### Task prompt
A verbatim copy of the records is required, with all pictures left out.

==*==

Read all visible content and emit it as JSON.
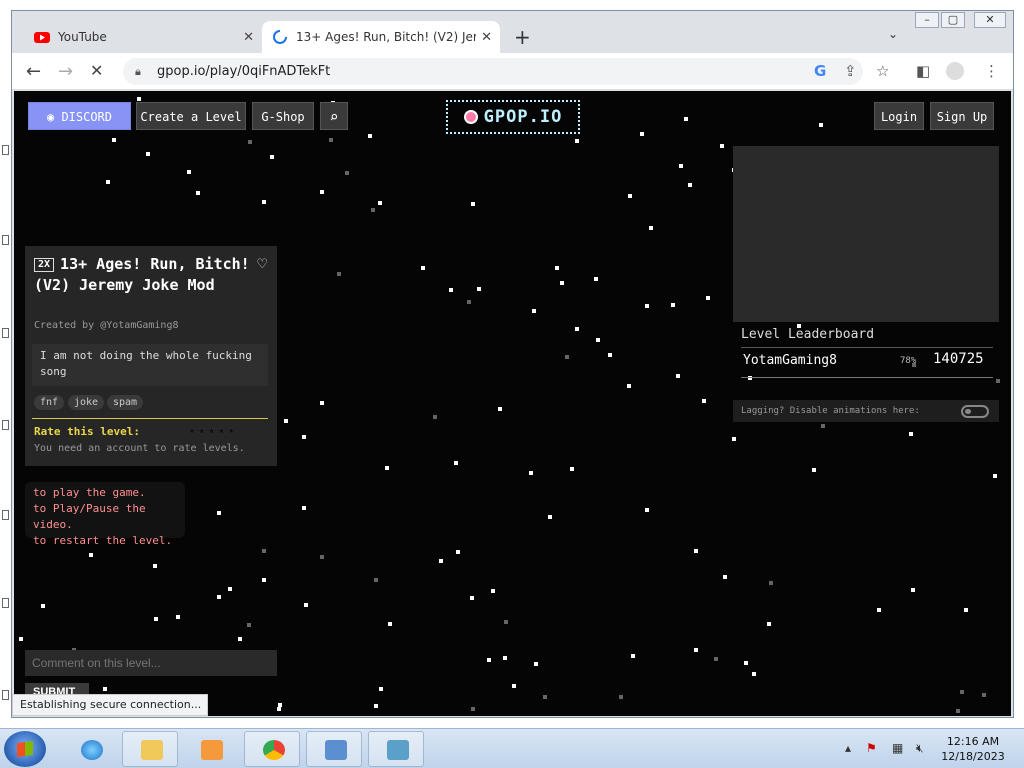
{
  "browser": {
    "tabs": [
      {
        "title": "YouTube",
        "icon": "youtube-icon",
        "active": false
      },
      {
        "title": "13+ Ages! Run, Bitch! (V2) Jerem",
        "icon": "loading-spinner-icon",
        "active": true
      }
    ],
    "url": "gpop.io/play/0qiFnADTekFt",
    "status_text": "Establishing secure connection..."
  },
  "site": {
    "discord_label": "DISCORD",
    "create_label": "Create a Level",
    "shop_label": "G-Shop",
    "logo_text": "GPOP.IO",
    "login_label": "Login",
    "signup_label": "Sign Up"
  },
  "level": {
    "speed_badge": "2X",
    "title": "13+ Ages! Run, Bitch! (V2) Jeremy Joke Mod",
    "created_by": "Created by @YotamGaming8",
    "description": "I am not doing the whole fucking song",
    "tags": [
      "fnf",
      "joke",
      "spam"
    ],
    "rate_label": "Rate this level:",
    "rate_stars": "★★★★★",
    "rate_note": "You need an account to rate levels."
  },
  "controls": {
    "line1": "to play the game.",
    "line2": "to Play/Pause the video.",
    "line3": "to restart the level."
  },
  "comments": {
    "placeholder": "Comment on this level...",
    "submit_label": "SUBMIT"
  },
  "leaderboard": {
    "title": "Level Leaderboard",
    "entries": [
      {
        "name": "YotamGaming8",
        "percent": "78%",
        "score": "140725"
      }
    ],
    "lag_text": "Lagging? Disable animations here:"
  },
  "taskbar": {
    "time": "12:16 AM",
    "date": "12/18/2023"
  }
}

==*==

### Exercise solution
Read all visible content and emit it as JSON.
{
  "browser": {
    "tabs": [
      {
        "title": "YouTube",
        "icon": "youtube-icon",
        "active": false
      },
      {
        "title": "13+ Ages! Run, Bitch! (V2) Jerem",
        "icon": "loading-spinner-icon",
        "active": true
      }
    ],
    "url": "gpop.io/play/0qiFnADTekFt",
    "status_text": "Establishing secure connection..."
  },
  "site": {
    "discord_label": "DISCORD",
    "create_label": "Create a Level",
    "shop_label": "G-Shop",
    "logo_text": "GPOP.IO",
    "login_label": "Login",
    "signup_label": "Sign Up"
  },
  "level": {
    "speed_badge": "2X",
    "title": "13+ Ages! Run, Bitch! (V2) Jeremy Joke Mod",
    "created_by": "Created by @YotamGaming8",
    "description": "I am not doing the whole fucking song",
    "tags": [
      "fnf",
      "joke",
      "spam"
    ],
    "rate_label": "Rate this level:",
    "rate_stars": "★★★★★",
    "rate_note": "You need an account to rate levels."
  },
  "controls": {
    "line1": "to play the game.",
    "line2": "to Play/Pause the video.",
    "line3": "to restart the level."
  },
  "comments": {
    "placeholder": "Comment on this level...",
    "submit_label": "SUBMIT"
  },
  "leaderboard": {
    "title": "Level Leaderboard",
    "entries": [
      {
        "name": "YotamGaming8",
        "percent": "78%",
        "score": "140725"
      }
    ],
    "lag_text": "Lagging? Disable animations here:"
  },
  "taskbar": {
    "time": "12:16 AM",
    "date": "12/18/2023"
  }
}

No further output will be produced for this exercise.